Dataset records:
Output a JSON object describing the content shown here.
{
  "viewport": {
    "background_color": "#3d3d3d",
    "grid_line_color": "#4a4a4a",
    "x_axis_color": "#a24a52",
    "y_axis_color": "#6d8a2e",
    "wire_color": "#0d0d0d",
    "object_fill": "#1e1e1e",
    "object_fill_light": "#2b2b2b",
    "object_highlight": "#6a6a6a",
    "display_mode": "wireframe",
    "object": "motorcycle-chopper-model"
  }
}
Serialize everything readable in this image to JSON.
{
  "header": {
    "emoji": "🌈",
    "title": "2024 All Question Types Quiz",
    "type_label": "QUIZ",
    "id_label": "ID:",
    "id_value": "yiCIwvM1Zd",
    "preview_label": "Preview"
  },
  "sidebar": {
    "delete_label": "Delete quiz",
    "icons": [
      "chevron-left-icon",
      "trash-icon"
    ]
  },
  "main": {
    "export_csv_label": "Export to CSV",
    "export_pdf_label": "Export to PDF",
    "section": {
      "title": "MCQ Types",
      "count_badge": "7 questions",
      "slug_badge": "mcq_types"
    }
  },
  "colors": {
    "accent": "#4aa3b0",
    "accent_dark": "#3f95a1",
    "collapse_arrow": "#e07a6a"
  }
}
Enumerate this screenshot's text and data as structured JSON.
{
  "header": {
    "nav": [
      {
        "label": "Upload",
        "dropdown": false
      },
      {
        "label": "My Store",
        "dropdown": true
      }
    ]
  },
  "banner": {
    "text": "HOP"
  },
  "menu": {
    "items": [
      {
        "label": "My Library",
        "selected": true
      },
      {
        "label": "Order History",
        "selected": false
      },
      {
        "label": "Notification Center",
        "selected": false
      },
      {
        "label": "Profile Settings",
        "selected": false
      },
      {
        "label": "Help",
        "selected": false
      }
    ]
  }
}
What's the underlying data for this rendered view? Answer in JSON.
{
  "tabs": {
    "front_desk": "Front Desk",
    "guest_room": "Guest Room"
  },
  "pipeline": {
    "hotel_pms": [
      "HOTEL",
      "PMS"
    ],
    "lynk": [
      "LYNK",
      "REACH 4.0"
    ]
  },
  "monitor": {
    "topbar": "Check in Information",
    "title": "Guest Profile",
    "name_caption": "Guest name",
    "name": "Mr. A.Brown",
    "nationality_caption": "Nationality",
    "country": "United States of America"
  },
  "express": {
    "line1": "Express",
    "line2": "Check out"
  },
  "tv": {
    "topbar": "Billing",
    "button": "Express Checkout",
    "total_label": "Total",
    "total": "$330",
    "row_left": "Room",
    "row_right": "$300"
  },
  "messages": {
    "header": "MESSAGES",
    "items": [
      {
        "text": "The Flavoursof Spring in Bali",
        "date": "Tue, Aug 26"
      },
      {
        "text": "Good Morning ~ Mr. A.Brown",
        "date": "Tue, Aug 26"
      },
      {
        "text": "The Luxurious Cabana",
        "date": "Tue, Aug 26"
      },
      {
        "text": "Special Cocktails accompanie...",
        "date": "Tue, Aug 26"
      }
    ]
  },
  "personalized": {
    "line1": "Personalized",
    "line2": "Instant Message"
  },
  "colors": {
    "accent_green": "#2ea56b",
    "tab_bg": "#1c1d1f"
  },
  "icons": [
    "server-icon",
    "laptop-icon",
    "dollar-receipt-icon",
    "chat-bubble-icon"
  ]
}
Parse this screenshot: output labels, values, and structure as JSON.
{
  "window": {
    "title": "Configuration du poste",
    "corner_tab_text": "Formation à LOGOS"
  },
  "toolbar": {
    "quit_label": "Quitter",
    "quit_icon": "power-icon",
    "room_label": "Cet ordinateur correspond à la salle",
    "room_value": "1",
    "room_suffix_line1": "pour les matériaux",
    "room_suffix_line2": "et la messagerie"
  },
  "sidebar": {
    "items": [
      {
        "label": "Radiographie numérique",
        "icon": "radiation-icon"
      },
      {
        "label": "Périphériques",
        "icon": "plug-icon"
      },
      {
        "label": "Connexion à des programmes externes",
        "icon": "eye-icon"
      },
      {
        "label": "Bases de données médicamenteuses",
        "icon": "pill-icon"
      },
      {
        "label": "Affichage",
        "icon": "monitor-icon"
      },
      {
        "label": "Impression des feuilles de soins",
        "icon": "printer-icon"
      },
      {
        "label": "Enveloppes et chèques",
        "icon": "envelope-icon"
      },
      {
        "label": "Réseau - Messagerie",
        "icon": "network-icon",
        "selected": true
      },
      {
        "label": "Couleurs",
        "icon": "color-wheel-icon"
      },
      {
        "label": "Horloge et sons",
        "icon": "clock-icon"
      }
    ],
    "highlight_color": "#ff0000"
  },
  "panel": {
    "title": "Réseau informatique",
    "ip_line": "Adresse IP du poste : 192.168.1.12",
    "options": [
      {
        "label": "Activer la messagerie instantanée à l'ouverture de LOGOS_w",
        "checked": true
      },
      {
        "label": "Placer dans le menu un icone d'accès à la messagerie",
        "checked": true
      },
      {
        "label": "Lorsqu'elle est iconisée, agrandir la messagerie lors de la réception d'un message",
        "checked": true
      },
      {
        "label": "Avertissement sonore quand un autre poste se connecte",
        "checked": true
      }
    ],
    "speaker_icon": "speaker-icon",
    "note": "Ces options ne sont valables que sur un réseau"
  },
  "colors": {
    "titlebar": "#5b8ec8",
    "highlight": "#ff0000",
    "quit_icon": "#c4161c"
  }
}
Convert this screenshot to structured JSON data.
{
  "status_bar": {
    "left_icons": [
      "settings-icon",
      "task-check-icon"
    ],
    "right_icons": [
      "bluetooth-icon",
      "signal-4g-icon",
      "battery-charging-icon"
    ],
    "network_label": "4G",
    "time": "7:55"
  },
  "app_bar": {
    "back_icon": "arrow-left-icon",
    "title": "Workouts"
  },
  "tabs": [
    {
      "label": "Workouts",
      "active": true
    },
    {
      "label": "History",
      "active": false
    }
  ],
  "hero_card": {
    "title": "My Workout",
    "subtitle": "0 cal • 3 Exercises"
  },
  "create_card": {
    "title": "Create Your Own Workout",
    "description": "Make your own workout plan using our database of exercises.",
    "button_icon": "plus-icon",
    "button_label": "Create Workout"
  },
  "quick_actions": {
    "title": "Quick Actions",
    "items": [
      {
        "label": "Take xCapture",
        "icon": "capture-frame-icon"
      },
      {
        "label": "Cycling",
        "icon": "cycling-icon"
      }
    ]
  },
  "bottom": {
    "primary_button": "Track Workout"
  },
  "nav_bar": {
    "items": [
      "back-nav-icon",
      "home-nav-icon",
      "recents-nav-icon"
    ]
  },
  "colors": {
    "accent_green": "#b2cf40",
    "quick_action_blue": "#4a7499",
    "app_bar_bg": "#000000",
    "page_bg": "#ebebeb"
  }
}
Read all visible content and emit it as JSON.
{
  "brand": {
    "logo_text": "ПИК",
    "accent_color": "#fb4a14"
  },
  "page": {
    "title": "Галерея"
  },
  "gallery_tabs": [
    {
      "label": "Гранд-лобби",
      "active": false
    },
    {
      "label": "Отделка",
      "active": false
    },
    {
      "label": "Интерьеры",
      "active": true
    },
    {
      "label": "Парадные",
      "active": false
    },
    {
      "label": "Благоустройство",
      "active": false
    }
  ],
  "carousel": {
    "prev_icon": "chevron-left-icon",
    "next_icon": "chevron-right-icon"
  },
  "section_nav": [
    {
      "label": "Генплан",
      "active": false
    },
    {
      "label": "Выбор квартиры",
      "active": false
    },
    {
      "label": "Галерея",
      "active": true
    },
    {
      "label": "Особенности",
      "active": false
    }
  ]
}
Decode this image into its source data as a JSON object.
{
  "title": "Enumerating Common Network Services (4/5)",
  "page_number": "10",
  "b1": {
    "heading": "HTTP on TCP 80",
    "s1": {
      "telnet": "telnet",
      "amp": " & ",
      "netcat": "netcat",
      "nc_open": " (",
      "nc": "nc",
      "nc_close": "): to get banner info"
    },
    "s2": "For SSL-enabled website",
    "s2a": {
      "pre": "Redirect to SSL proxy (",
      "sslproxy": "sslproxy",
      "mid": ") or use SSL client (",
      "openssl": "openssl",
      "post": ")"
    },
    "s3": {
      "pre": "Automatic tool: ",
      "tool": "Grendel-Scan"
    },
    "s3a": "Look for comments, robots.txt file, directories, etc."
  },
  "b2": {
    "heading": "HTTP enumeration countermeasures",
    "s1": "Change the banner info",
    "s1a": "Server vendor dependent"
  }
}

The task: Starting from the line with "Read all visible content and emit it as JSON." and ending with the final line of the data, quote every line exactly, both ends included.

Answer for the task:
Read all visible content and emit it as JSON.
{
  "brand": {
    "logo_text": "ПИК",
    "accent_color": "#fb4a14"
  },
  "page": {
    "title": "Галерея"
  },
  "gallery_tabs": [
    {
      "label": "Гранд-лобби",
      "active": false
    },
    {
      "label": "Отделка",
      "active": false
    },
    {
      "label": "Интерьеры",
      "active": true
    },
    {
      "label": "Парадные",
      "active": false
    },
    {
      "label": "Благоустройство",
      "active": false
    }
  ],
  "carousel": {
    "prev_icon": "chevron-left-icon",
    "next_icon": "chevron-right-icon"
  },
  "section_nav": [
    {
      "label": "Генплан",
      "active": false
    },
    {
      "label": "Выбор квартиры",
      "active": false
    },
    {
      "label": "Галерея",
      "active": true
    },
    {
      "label": "Особенности",
      "active": false
    }
  ]
}
Decode this image into its source data as a JSON object.
{
  "title": "Enumerating Common Network Services (4/5)",
  "page_number": "10",
  "b1": {
    "heading": "HTTP on TCP 80",
    "s1": {
      "telnet": "telnet",
      "amp": " & ",
      "netcat": "netcat",
      "nc_open": " (",
      "nc": "nc",
      "nc_close": "): to get banner info"
    },
    "s2": "For SSL-enabled website",
    "s2a": {
      "pre": "Redirect to SSL proxy (",
      "sslproxy": "sslproxy",
      "mid": ") or use SSL client (",
      "openssl": "openssl",
      "post": ")"
    },
    "s3": {
      "pre": "Automatic tool: ",
      "tool": "Grendel-Scan"
    },
    "s3a": "Look for comments, robots.txt file, directories, etc."
  },
  "b2": {
    "heading": "HTTP enumeration countermeasures",
    "s1": "Change the banner info",
    "s1a": "Server vendor dependent"
  }
}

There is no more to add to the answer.